## Tekstfragment:
- Inwerkingtreding
24-03-2006
- Bronpublicatie inwerkingtreding:
31-10-2008, Trb. 2008, 200 (uitgifte: 01-01-2008, kamerstukken/regelingnummer: -)
- Vakgebied(en)
Milieurecht / Algemeen
Internationaal publiekrecht / Bijzondere onderwerpen
Voor de toepassing van dit Protocol:
- 1.
- 2.
wordt onder ‘Organisatie’ verstaan de Internationale Maritieme Organisatie;
- 3.
wordt onder ‘Secretaris-Generaal’ verstaan de Secretaris-Generaal van de Organisatie;
- 4
- .1.
wordt onder ‘storten’ verstaan:
- .1.
het zich opzettelijk ontdoen in zee van afval of andere stoffen vanaf schepen, vanuit luchtvaartuigen, vanaf platforms of andere kunstmatige bouwwerken in zee;
- .2.
het zich opzettelijk ontdoen in zee van schepen, luchtvaartuigen, platforms of andere kunstmatige bouwwerken in zee;
- .3.
het opslaan van afval of andere stoffen in de zeebodem en de ondergrond daarvan afkomstig van schepen, luchtvaartuigen, platforms of andere kunstmatige bouwwerken in zee; en
- .4.
het achterlaten of ter plaatse kantelen van platforms of andere kunstmatige bouwwerken in zee, met als enig doel het zich opzettelijk ontdoen hiervan;
- .2.
wordt onder ‘storten’ niet verstaan:
- .1.
het zich op zee ontdoen van afval of andere stoffen verbonden met of afkomstig uit de normale exploitatie van schepen, luchtvaartuigen, platforms of andere kunstmatige bouwwerken in zee en van hun uitrusting, waaronder niet begrepen zijn afval of andere stoffen die worden vervoerd door of overgeladen op schepen, luchtvaartuigen, platforms of andere kunstmatige bouwwerken in zee, gebruikt om zich van deze stoffen te ontdoen, of stoffen die afkomstig zijn van de verwerking van dergelijk afval of andere stoffen aan boord van deze schepen, luchtvaartuigen, platforms of andere kunstmatige bouwwerken;
- .2.
het plaatsen van stoffen met een ander oogmerk dan er zich enkel en alleen van te ontdoen, mits zulks niet strijdig is met het doel van dit Protocol; en
- .3.

## Overzicht gegevens:
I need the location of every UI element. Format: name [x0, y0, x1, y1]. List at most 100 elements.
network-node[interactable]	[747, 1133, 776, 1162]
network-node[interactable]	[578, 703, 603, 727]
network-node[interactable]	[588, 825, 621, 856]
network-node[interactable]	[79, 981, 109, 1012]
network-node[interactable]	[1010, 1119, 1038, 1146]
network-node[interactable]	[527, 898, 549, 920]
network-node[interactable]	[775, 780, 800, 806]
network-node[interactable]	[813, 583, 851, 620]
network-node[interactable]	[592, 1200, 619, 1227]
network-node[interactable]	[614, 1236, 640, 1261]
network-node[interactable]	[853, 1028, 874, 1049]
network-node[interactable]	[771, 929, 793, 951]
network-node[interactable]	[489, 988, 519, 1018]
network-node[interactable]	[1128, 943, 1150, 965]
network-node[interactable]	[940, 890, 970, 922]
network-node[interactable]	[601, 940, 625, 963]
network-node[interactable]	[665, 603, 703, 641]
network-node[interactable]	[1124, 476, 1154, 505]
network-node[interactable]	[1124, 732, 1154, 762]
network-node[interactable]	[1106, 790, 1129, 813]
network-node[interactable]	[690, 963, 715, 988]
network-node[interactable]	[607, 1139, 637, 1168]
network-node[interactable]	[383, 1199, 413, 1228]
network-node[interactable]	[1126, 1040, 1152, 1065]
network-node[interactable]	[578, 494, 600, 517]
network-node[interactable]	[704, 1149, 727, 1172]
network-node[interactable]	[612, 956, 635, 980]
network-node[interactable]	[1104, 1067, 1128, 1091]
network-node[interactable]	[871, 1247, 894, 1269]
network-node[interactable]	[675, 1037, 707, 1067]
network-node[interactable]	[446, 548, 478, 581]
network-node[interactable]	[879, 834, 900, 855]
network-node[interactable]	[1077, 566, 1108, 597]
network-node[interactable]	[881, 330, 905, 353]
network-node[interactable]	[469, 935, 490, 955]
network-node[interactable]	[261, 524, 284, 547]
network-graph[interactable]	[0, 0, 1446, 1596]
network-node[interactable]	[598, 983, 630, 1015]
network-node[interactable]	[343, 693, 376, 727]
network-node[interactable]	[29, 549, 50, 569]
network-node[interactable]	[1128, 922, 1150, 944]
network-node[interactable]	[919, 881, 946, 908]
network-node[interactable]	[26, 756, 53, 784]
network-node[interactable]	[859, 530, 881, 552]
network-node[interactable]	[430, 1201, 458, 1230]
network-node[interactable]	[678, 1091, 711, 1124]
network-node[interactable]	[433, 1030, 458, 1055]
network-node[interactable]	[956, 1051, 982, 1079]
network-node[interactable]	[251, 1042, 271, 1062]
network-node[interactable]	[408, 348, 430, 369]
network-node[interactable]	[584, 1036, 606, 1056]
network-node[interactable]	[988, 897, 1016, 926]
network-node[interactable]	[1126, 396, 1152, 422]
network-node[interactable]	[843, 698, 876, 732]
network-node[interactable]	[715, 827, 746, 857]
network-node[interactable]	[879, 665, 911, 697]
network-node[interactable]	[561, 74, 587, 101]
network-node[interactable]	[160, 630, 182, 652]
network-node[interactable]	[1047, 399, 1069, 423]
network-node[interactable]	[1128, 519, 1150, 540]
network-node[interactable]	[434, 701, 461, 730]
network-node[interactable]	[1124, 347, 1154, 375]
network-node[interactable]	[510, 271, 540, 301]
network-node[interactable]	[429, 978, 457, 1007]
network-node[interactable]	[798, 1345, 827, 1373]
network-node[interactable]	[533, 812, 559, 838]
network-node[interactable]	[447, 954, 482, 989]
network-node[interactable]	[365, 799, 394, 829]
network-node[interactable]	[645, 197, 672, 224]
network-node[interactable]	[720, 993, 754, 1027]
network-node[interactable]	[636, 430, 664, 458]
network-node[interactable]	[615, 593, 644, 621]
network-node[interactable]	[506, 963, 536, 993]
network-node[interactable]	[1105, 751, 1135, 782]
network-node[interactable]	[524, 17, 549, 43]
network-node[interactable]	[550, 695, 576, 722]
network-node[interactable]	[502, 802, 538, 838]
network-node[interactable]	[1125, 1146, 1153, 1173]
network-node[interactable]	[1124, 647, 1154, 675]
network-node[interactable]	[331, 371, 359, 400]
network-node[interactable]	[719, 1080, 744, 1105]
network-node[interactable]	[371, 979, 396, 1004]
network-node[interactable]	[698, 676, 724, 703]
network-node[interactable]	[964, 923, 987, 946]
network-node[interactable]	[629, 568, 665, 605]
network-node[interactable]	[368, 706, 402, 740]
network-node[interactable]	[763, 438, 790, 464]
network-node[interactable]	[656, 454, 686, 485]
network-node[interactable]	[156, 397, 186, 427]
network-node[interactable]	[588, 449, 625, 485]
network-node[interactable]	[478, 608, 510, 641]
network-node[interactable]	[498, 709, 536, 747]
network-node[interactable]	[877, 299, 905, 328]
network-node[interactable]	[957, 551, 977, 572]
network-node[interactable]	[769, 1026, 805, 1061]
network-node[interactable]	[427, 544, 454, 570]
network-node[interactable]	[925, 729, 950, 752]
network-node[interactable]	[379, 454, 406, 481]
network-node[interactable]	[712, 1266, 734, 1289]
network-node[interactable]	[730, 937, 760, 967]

## Jouw opdracht:
Verklaar aan de hand van het tekstfragment over het begrip "storten" waarom het achterlaten of ter plaatse kantelen van een platform in zee als storten wordt aangemerkt. Gebruik één tot drie zinnen. Baseer je uitsluitend op het tekstfragment.

## Schriftelijk antwoord:
Het achterlaten of ter plaatse kantelen van een platform of ander kunstmatig bouwwerk in zee valt onder "storten" als het enige doel is om zich er opzettelijk van te ontdoen.